Dataset records
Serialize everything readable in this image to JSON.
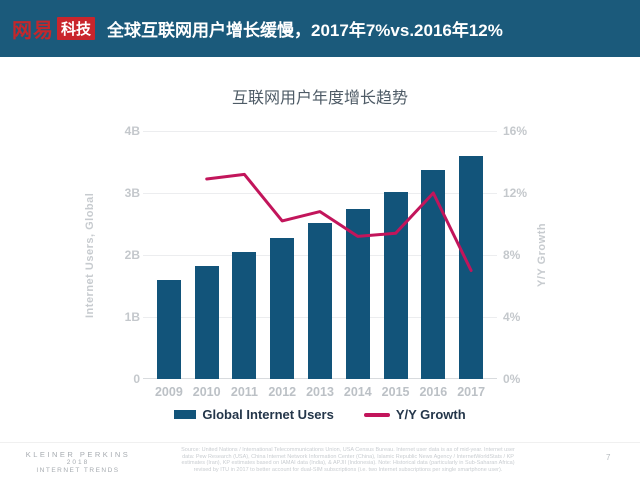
{
  "header": {
    "brand": "网易",
    "badge": "科技",
    "title": "全球互联网用户增长缓慢，2017年7%vs.2016年12%"
  },
  "colors": {
    "header_bg": "#1B5A7B",
    "brand_red": "#C9252C",
    "bar": "#12547A",
    "line": "#C2155B"
  },
  "chart_data": {
    "type": "bar",
    "title": "互联网用户年度增长趋势",
    "categories": [
      "2009",
      "2010",
      "2011",
      "2012",
      "2013",
      "2014",
      "2015",
      "2016",
      "2017"
    ],
    "series": [
      {
        "name": "Global Internet Users",
        "type": "bar",
        "axis": "left",
        "unit": "B",
        "color": "#12547A",
        "values": [
          1.6,
          1.82,
          2.05,
          2.27,
          2.51,
          2.75,
          3.01,
          3.37,
          3.6
        ]
      },
      {
        "name": "Y/Y Growth",
        "type": "line",
        "axis": "right",
        "unit": "%",
        "color": "#C2155B",
        "values": [
          null,
          12.9,
          13.2,
          10.2,
          10.8,
          9.2,
          9.4,
          12.0,
          7.0
        ]
      }
    ],
    "left_axis": {
      "label": "Internet Users, Global",
      "min": 0,
      "max": 4,
      "ticks": [
        "0",
        "1B",
        "2B",
        "3B",
        "4B"
      ]
    },
    "right_axis": {
      "label": "Y/Y Growth",
      "min": 0,
      "max": 16,
      "ticks": [
        "0%",
        "4%",
        "8%",
        "12%",
        "16%"
      ]
    },
    "grid": true,
    "legend_position": "bottom"
  },
  "footer": {
    "branding": {
      "line1": "KLEINER PERKINS",
      "line2": "2018",
      "line3": "INTERNET TRENDS"
    },
    "source_lines": [
      "Source: United Nations / International Telecommunications Union, USA Census Bureau. Internet user data is as of mid-year. Internet user",
      "data: Pew Research (USA), China Internet Network Information Center (China), Islamic Republic News Agency / InternetWorldStats / KP",
      "estimates (Iran), KP estimates based on IAMAI data (India), & APJII (Indonesia). Note: Historical data (particularly in Sub-Saharan Africa)",
      "revised by ITU in 2017 to better account for dual-SIM subscriptions (i.e. two Internet subscriptions per single smartphone user)."
    ],
    "page": "7"
  }
}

§ YOUR INSTRUCTIONS
From the entries above, return each line with the word "name" in it.

§ SOLUTION
        "name": "Global Internet Users",
        "name": "Y/Y Growth",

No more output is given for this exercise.